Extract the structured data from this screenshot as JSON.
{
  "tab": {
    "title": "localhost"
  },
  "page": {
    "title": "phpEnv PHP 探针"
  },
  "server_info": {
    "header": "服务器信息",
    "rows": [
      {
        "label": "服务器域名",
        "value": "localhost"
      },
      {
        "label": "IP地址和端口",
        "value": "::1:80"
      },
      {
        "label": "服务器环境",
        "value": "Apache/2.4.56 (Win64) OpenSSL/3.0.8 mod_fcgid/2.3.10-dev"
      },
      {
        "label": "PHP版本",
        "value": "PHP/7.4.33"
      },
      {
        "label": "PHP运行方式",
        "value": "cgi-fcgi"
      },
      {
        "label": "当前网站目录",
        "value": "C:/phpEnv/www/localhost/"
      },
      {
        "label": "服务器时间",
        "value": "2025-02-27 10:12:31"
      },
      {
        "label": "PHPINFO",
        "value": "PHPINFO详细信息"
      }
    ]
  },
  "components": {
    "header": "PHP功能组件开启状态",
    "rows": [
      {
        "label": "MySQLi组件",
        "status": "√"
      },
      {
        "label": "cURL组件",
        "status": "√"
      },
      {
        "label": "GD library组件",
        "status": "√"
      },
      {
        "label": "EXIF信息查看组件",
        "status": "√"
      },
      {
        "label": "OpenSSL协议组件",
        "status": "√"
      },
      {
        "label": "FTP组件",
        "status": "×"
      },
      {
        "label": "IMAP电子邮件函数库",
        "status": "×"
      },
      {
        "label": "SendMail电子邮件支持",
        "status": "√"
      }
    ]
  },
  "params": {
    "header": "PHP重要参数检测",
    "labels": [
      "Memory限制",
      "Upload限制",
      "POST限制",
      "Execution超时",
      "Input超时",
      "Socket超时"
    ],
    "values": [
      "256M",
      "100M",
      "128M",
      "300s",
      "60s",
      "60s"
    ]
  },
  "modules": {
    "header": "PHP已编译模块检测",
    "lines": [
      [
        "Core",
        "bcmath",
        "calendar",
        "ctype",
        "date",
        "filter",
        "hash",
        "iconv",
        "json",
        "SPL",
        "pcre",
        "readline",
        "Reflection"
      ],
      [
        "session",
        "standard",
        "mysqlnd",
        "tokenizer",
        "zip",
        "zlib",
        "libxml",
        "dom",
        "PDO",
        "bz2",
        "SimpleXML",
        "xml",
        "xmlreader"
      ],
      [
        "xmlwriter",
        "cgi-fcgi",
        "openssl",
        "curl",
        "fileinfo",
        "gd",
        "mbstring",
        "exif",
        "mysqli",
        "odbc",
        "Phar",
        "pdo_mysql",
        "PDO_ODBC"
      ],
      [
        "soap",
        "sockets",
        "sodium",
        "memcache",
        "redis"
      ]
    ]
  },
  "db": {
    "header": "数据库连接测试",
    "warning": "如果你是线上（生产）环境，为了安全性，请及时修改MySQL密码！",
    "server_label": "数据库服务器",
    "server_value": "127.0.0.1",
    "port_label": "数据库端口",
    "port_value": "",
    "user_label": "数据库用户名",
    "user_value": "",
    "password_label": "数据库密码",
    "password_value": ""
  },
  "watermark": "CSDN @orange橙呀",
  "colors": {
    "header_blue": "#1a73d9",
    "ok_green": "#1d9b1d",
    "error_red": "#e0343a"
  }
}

***

Problem requirements: Each line in the material above must be retyped without alteration.

Exercise output:
Extract the structured data from this screenshot as JSON.
{
  "tab": {
    "title": "localhost"
  },
  "page": {
    "title": "phpEnv PHP 探针"
  },
  "server_info": {
    "header": "服务器信息",
    "rows": [
      {
        "label": "服务器域名",
        "value": "localhost"
      },
      {
        "label": "IP地址和端口",
        "value": "::1:80"
      },
      {
        "label": "服务器环境",
        "value": "Apache/2.4.56 (Win64) OpenSSL/3.0.8 mod_fcgid/2.3.10-dev"
      },
      {
        "label": "PHP版本",
        "value": "PHP/7.4.33"
      },
      {
        "label": "PHP运行方式",
        "value": "cgi-fcgi"
      },
      {
        "label": "当前网站目录",
        "value": "C:/phpEnv/www/localhost/"
      },
      {
        "label": "服务器时间",
        "value": "2025-02-27 10:12:31"
      },
      {
        "label": "PHPINFO",
        "value": "PHPINFO详细信息"
      }
    ]
  },
  "components": {
    "header": "PHP功能组件开启状态",
    "rows": [
      {
        "label": "MySQLi组件",
        "status": "√"
      },
      {
        "label": "cURL组件",
        "status": "√"
      },
      {
        "label": "GD library组件",
        "status": "√"
      },
      {
        "label": "EXIF信息查看组件",
        "status": "√"
      },
      {
        "label": "OpenSSL协议组件",
        "status": "√"
      },
      {
        "label": "FTP组件",
        "status": "×"
      },
      {
        "label": "IMAP电子邮件函数库",
        "status": "×"
      },
      {
        "label": "SendMail电子邮件支持",
        "status": "√"
      }
    ]
  },
  "params": {
    "header": "PHP重要参数检测",
    "labels": [
      "Memory限制",
      "Upload限制",
      "POST限制",
      "Execution超时",
      "Input超时",
      "Socket超时"
    ],
    "values": [
      "256M",
      "100M",
      "128M",
      "300s",
      "60s",
      "60s"
    ]
  },
  "modules": {
    "header": "PHP已编译模块检测",
    "lines": [
      [
        "Core",
        "bcmath",
        "calendar",
        "ctype",
        "date",
        "filter",
        "hash",
        "iconv",
        "json",
        "SPL",
        "pcre",
        "readline",
        "Reflection"
      ],
      [
        "session",
        "standard",
        "mysqlnd",
        "tokenizer",
        "zip",
        "zlib",
        "libxml",
        "dom",
        "PDO",
        "bz2",
        "SimpleXML",
        "xml",
        "xmlreader"
      ],
      [
        "xmlwriter",
        "cgi-fcgi",
        "openssl",
        "curl",
        "fileinfo",
        "gd",
        "mbstring",
        "exif",
        "mysqli",
        "odbc",
        "Phar",
        "pdo_mysql",
        "PDO_ODBC"
      ],
      [
        "soap",
        "sockets",
        "sodium",
        "memcache",
        "redis"
      ]
    ]
  },
  "db": {
    "header": "数据库连接测试",
    "warning": "如果你是线上（生产）环境，为了安全性，请及时修改MySQL密码！",
    "server_label": "数据库服务器",
    "server_value": "127.0.0.1",
    "port_label": "数据库端口",
    "port_value": "",
    "user_label": "数据库用户名",
    "user_value": "",
    "password_label": "数据库密码",
    "password_value": ""
  },
  "watermark": "CSDN @orange橙呀",
  "colors": {
    "header_blue": "#1a73d9",
    "ok_green": "#1d9b1d",
    "error_red": "#e0343a"
  }
}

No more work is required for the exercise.